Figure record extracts
<<<<
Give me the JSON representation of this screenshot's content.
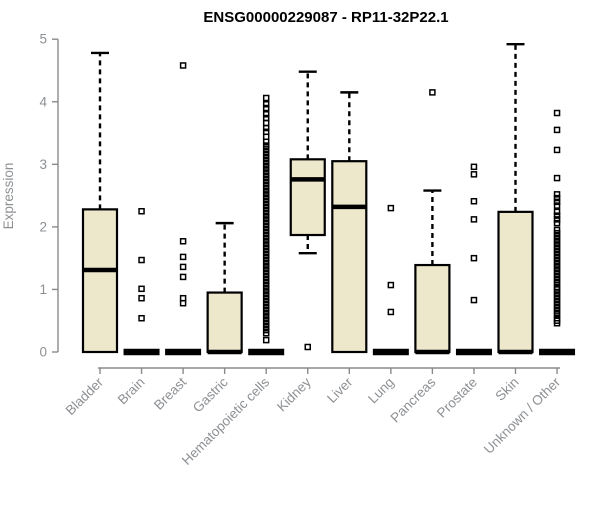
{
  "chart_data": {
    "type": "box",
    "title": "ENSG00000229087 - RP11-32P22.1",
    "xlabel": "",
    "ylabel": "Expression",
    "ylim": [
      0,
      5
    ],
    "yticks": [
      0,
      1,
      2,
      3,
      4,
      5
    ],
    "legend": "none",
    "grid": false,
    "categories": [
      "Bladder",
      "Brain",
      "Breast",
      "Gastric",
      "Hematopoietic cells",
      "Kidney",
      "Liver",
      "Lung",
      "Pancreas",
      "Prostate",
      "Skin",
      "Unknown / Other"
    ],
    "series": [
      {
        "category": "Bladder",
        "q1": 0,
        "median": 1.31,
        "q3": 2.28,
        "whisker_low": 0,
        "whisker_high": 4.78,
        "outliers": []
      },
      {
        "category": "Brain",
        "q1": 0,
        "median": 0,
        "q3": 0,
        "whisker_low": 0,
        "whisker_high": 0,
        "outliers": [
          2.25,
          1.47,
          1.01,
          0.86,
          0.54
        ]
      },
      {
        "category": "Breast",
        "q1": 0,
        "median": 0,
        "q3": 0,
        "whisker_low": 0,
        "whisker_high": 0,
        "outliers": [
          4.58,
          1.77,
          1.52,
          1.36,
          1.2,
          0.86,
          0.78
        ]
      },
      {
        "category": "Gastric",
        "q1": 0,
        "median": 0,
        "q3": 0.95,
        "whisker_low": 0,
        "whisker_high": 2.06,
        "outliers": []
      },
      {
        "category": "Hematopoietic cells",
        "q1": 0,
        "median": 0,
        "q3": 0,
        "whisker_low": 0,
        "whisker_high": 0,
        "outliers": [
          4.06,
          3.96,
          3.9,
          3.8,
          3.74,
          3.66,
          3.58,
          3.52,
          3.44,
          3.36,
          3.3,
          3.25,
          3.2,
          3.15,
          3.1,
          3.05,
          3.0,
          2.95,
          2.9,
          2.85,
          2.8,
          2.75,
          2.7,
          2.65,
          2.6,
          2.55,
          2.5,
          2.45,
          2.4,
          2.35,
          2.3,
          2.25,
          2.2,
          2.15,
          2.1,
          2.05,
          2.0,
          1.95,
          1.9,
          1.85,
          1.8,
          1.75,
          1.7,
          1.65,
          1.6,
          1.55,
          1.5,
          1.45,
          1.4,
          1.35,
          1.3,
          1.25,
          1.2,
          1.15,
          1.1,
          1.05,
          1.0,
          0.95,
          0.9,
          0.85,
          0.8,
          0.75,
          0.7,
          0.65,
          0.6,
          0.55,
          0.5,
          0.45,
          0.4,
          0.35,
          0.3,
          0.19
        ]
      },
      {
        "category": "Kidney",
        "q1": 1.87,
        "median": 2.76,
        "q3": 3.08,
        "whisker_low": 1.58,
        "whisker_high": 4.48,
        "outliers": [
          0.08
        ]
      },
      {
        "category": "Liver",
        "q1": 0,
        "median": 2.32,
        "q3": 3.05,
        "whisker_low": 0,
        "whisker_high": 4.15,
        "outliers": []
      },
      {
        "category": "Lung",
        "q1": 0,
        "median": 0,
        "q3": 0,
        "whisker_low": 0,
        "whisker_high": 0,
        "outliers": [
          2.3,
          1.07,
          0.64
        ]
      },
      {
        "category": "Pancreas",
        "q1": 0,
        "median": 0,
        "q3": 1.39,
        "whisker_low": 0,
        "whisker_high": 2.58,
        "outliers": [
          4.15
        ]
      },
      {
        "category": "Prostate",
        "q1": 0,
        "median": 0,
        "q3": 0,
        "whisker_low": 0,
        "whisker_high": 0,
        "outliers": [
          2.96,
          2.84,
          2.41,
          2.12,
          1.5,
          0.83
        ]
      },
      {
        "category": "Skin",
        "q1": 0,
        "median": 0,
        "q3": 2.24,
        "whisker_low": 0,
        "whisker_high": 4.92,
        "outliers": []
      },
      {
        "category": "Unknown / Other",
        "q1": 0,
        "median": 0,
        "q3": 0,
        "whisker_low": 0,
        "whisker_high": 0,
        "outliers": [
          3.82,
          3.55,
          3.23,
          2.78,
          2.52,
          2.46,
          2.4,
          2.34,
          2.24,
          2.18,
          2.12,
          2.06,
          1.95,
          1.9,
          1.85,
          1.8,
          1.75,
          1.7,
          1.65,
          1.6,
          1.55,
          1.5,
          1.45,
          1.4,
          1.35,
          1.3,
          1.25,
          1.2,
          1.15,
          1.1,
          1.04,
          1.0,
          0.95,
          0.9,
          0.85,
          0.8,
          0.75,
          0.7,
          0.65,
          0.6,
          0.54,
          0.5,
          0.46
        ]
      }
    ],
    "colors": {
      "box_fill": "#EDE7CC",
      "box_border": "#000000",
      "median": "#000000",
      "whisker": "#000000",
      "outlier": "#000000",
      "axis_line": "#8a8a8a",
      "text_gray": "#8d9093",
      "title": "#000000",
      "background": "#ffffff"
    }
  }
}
>>>>
● TASK INSTRUCTIONS: The answer should match the data above word for word, with no pictures in it.

● EXERCISE ANSWER:
Give me the JSON representation of this screenshot's content.
{
  "chart_data": {
    "type": "box",
    "title": "ENSG00000229087 - RP11-32P22.1",
    "xlabel": "",
    "ylabel": "Expression",
    "ylim": [
      0,
      5
    ],
    "yticks": [
      0,
      1,
      2,
      3,
      4,
      5
    ],
    "legend": "none",
    "grid": false,
    "categories": [
      "Bladder",
      "Brain",
      "Breast",
      "Gastric",
      "Hematopoietic cells",
      "Kidney",
      "Liver",
      "Lung",
      "Pancreas",
      "Prostate",
      "Skin",
      "Unknown / Other"
    ],
    "series": [
      {
        "category": "Bladder",
        "q1": 0,
        "median": 1.31,
        "q3": 2.28,
        "whisker_low": 0,
        "whisker_high": 4.78,
        "outliers": []
      },
      {
        "category": "Brain",
        "q1": 0,
        "median": 0,
        "q3": 0,
        "whisker_low": 0,
        "whisker_high": 0,
        "outliers": [
          2.25,
          1.47,
          1.01,
          0.86,
          0.54
        ]
      },
      {
        "category": "Breast",
        "q1": 0,
        "median": 0,
        "q3": 0,
        "whisker_low": 0,
        "whisker_high": 0,
        "outliers": [
          4.58,
          1.77,
          1.52,
          1.36,
          1.2,
          0.86,
          0.78
        ]
      },
      {
        "category": "Gastric",
        "q1": 0,
        "median": 0,
        "q3": 0.95,
        "whisker_low": 0,
        "whisker_high": 2.06,
        "outliers": []
      },
      {
        "category": "Hematopoietic cells",
        "q1": 0,
        "median": 0,
        "q3": 0,
        "whisker_low": 0,
        "whisker_high": 0,
        "outliers": [
          4.06,
          3.96,
          3.9,
          3.8,
          3.74,
          3.66,
          3.58,
          3.52,
          3.44,
          3.36,
          3.3,
          3.25,
          3.2,
          3.15,
          3.1,
          3.05,
          3.0,
          2.95,
          2.9,
          2.85,
          2.8,
          2.75,
          2.7,
          2.65,
          2.6,
          2.55,
          2.5,
          2.45,
          2.4,
          2.35,
          2.3,
          2.25,
          2.2,
          2.15,
          2.1,
          2.05,
          2.0,
          1.95,
          1.9,
          1.85,
          1.8,
          1.75,
          1.7,
          1.65,
          1.6,
          1.55,
          1.5,
          1.45,
          1.4,
          1.35,
          1.3,
          1.25,
          1.2,
          1.15,
          1.1,
          1.05,
          1.0,
          0.95,
          0.9,
          0.85,
          0.8,
          0.75,
          0.7,
          0.65,
          0.6,
          0.55,
          0.5,
          0.45,
          0.4,
          0.35,
          0.3,
          0.19
        ]
      },
      {
        "category": "Kidney",
        "q1": 1.87,
        "median": 2.76,
        "q3": 3.08,
        "whisker_low": 1.58,
        "whisker_high": 4.48,
        "outliers": [
          0.08
        ]
      },
      {
        "category": "Liver",
        "q1": 0,
        "median": 2.32,
        "q3": 3.05,
        "whisker_low": 0,
        "whisker_high": 4.15,
        "outliers": []
      },
      {
        "category": "Lung",
        "q1": 0,
        "median": 0,
        "q3": 0,
        "whisker_low": 0,
        "whisker_high": 0,
        "outliers": [
          2.3,
          1.07,
          0.64
        ]
      },
      {
        "category": "Pancreas",
        "q1": 0,
        "median": 0,
        "q3": 1.39,
        "whisker_low": 0,
        "whisker_high": 2.58,
        "outliers": [
          4.15
        ]
      },
      {
        "category": "Prostate",
        "q1": 0,
        "median": 0,
        "q3": 0,
        "whisker_low": 0,
        "whisker_high": 0,
        "outliers": [
          2.96,
          2.84,
          2.41,
          2.12,
          1.5,
          0.83
        ]
      },
      {
        "category": "Skin",
        "q1": 0,
        "median": 0,
        "q3": 2.24,
        "whisker_low": 0,
        "whisker_high": 4.92,
        "outliers": []
      },
      {
        "category": "Unknown / Other",
        "q1": 0,
        "median": 0,
        "q3": 0,
        "whisker_low": 0,
        "whisker_high": 0,
        "outliers": [
          3.82,
          3.55,
          3.23,
          2.78,
          2.52,
          2.46,
          2.4,
          2.34,
          2.24,
          2.18,
          2.12,
          2.06,
          1.95,
          1.9,
          1.85,
          1.8,
          1.75,
          1.7,
          1.65,
          1.6,
          1.55,
          1.5,
          1.45,
          1.4,
          1.35,
          1.3,
          1.25,
          1.2,
          1.15,
          1.1,
          1.04,
          1.0,
          0.95,
          0.9,
          0.85,
          0.8,
          0.75,
          0.7,
          0.65,
          0.6,
          0.54,
          0.5,
          0.46
        ]
      }
    ],
    "colors": {
      "box_fill": "#EDE7CC",
      "box_border": "#000000",
      "median": "#000000",
      "whisker": "#000000",
      "outlier": "#000000",
      "axis_line": "#8a8a8a",
      "text_gray": "#8d9093",
      "title": "#000000",
      "background": "#ffffff"
    }
  }
}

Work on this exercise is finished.